Exercise objective >> Scan the entries for the string "πρὸς" and give the number of lines that have it, nothing further.

═══ Data for the task ═══

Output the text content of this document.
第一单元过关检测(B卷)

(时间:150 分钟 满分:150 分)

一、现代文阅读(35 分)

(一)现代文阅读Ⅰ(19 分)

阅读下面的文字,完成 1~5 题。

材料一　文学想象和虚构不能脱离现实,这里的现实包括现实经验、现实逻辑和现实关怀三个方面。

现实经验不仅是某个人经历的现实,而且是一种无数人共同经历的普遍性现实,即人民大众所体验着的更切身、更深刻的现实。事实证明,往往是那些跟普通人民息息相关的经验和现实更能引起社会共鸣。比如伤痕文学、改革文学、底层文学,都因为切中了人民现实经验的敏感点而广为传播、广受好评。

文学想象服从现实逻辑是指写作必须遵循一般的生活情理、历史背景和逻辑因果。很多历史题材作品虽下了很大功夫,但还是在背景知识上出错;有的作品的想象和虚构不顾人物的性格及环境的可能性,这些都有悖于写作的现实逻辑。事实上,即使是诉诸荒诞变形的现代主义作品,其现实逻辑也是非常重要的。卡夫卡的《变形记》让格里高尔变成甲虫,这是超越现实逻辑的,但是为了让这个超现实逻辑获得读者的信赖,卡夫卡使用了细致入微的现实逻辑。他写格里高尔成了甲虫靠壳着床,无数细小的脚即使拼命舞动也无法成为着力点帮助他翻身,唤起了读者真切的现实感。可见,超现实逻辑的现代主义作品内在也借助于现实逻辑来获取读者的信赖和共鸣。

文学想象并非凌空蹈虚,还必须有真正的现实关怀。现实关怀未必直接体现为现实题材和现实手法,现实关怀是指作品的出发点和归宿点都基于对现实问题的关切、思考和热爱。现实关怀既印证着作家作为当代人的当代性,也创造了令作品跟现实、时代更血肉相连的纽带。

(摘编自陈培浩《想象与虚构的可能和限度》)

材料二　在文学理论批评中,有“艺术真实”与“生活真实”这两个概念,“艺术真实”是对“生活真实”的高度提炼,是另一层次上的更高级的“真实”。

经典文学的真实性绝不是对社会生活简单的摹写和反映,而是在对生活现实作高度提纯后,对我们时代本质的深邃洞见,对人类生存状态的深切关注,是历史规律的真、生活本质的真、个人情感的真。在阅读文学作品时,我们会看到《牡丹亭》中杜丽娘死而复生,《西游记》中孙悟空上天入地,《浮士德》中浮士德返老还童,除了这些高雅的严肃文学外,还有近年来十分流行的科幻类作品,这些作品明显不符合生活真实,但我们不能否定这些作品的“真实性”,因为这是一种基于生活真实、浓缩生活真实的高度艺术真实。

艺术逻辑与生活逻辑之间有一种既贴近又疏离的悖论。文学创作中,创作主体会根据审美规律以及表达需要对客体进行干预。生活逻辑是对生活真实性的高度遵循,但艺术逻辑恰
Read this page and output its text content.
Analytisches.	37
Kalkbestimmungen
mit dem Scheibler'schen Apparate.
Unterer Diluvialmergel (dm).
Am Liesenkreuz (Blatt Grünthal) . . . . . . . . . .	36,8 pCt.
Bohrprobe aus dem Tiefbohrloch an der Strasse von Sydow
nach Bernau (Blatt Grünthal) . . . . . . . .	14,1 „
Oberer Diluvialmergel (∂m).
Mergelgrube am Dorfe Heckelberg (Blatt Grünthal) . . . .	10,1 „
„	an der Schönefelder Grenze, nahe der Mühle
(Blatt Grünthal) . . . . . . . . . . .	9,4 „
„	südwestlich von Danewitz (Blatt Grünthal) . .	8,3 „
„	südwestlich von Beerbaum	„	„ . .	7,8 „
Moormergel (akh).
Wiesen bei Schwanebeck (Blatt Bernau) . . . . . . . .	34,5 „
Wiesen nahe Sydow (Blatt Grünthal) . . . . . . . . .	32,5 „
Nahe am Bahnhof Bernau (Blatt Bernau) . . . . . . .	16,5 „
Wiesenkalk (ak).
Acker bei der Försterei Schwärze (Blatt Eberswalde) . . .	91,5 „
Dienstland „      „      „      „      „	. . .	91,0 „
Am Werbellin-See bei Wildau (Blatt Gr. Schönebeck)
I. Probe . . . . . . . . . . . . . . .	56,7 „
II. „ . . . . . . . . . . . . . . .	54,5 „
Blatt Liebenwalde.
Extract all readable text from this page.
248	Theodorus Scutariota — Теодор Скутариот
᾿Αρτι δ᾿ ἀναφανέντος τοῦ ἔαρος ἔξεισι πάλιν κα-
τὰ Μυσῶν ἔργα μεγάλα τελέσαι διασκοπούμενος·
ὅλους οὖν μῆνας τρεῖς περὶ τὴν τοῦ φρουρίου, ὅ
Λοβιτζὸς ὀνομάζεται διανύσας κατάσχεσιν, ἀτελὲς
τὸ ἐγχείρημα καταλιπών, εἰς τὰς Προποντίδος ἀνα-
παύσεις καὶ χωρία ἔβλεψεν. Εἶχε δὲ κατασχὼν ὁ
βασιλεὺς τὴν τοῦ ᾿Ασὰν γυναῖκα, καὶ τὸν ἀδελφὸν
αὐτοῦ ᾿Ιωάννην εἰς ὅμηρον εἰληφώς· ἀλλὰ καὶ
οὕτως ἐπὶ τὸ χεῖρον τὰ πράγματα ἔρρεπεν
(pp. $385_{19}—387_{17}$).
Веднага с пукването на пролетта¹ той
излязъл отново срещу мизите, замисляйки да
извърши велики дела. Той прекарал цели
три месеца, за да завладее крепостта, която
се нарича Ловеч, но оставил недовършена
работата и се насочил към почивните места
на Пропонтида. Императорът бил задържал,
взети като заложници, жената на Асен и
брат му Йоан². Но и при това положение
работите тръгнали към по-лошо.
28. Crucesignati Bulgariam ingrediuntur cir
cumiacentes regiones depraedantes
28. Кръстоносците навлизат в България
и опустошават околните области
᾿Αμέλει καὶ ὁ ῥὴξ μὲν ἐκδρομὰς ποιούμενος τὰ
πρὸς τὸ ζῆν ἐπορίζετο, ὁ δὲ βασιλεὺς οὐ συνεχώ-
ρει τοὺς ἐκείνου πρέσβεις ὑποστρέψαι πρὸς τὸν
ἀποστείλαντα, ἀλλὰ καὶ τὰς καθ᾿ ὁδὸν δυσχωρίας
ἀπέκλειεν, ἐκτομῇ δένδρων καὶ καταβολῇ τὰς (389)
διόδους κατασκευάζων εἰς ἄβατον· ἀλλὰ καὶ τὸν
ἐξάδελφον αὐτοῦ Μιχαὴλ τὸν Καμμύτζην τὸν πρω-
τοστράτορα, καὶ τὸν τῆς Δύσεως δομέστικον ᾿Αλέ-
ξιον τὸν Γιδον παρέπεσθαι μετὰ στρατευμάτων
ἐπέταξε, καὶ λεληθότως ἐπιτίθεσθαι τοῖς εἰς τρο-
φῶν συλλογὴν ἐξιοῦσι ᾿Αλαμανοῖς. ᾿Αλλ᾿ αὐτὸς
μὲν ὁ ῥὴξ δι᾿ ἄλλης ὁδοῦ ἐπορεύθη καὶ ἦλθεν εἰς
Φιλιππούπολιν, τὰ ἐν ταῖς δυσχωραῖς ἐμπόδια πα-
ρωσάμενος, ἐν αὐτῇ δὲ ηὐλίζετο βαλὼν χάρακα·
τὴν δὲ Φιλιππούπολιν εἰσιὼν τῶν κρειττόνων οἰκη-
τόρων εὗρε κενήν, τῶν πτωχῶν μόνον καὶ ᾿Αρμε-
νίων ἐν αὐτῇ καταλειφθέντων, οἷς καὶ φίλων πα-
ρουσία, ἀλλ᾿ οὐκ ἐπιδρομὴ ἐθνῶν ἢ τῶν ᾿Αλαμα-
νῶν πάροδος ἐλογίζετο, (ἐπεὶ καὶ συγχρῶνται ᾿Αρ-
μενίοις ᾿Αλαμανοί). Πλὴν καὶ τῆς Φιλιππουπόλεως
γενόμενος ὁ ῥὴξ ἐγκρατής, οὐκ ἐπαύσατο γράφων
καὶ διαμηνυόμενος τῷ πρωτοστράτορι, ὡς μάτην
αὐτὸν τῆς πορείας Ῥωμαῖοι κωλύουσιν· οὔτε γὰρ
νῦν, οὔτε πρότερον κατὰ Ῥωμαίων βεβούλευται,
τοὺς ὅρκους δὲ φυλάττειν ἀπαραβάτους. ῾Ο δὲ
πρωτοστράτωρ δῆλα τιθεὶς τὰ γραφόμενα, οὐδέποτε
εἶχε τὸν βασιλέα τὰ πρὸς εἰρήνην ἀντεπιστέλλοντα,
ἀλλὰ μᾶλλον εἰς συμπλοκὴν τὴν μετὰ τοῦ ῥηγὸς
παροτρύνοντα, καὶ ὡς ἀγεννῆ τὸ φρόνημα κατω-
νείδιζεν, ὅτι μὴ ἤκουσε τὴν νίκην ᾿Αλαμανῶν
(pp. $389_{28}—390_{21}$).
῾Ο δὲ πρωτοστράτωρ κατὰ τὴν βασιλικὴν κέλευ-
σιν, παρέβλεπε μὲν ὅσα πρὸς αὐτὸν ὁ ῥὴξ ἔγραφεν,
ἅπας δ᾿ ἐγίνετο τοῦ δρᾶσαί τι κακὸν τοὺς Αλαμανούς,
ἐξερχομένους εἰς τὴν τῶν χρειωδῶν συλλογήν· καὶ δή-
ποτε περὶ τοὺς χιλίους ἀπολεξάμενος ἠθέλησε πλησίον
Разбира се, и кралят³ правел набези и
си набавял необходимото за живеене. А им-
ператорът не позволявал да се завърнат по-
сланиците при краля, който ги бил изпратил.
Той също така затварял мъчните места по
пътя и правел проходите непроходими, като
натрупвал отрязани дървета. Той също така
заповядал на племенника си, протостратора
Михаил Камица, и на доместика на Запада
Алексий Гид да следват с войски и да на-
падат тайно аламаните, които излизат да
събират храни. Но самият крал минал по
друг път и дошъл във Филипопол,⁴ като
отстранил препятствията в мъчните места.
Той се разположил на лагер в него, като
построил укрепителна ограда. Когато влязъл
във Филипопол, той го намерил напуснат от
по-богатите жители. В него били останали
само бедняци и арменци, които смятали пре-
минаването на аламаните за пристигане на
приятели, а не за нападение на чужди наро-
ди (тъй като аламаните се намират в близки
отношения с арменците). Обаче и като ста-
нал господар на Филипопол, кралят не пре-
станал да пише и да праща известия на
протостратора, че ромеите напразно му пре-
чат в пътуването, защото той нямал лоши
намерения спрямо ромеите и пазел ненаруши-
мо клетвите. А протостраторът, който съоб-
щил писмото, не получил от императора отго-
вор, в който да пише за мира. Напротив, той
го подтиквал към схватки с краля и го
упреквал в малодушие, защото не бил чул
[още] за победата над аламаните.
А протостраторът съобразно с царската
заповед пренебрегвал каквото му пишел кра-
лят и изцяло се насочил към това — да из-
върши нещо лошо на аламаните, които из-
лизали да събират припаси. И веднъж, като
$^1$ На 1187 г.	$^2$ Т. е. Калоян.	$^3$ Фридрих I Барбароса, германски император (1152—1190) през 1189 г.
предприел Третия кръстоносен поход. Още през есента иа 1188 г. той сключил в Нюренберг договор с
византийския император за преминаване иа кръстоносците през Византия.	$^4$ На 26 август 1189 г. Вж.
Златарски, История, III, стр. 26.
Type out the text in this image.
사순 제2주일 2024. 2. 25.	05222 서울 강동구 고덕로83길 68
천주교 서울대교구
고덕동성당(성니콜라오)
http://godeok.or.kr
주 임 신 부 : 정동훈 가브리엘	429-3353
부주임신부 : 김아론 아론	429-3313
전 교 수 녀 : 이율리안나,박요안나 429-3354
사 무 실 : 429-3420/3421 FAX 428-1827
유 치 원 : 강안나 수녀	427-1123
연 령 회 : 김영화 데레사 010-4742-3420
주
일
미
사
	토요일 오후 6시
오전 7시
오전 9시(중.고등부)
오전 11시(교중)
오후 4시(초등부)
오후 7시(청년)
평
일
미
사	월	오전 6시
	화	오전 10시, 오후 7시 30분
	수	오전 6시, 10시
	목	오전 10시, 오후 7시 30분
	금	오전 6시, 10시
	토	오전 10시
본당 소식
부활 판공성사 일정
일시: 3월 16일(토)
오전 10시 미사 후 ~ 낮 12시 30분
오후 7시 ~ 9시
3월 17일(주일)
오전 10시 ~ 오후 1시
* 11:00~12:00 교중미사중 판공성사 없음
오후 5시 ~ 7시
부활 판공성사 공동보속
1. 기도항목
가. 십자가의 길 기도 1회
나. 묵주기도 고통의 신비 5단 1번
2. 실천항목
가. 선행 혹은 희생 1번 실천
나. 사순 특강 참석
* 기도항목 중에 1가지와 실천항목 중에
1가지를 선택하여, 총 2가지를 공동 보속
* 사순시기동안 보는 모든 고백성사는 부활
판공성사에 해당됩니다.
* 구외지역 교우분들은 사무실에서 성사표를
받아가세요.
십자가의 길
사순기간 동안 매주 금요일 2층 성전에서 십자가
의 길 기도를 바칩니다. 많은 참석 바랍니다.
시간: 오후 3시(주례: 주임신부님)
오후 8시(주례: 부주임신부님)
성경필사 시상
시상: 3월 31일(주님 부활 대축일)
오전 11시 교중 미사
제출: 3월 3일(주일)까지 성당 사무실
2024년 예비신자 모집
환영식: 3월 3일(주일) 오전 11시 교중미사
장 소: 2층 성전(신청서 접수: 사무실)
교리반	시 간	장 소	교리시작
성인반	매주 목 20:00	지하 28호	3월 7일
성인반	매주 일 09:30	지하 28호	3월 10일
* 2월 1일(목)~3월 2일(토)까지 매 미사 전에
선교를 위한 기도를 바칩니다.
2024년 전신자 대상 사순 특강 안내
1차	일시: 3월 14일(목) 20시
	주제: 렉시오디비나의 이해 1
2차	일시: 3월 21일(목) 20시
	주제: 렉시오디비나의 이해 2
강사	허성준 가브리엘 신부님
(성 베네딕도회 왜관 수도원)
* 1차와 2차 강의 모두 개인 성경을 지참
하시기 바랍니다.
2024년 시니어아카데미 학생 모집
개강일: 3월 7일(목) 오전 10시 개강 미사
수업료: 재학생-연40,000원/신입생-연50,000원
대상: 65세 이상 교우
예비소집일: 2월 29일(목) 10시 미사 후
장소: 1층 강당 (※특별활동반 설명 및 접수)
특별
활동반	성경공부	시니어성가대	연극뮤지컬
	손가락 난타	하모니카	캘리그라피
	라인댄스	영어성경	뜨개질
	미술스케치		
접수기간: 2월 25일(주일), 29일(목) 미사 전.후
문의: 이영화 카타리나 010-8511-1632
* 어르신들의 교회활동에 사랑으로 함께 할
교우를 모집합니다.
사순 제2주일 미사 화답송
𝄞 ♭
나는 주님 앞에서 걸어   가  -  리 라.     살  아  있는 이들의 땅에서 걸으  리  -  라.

═══

Result below >> 4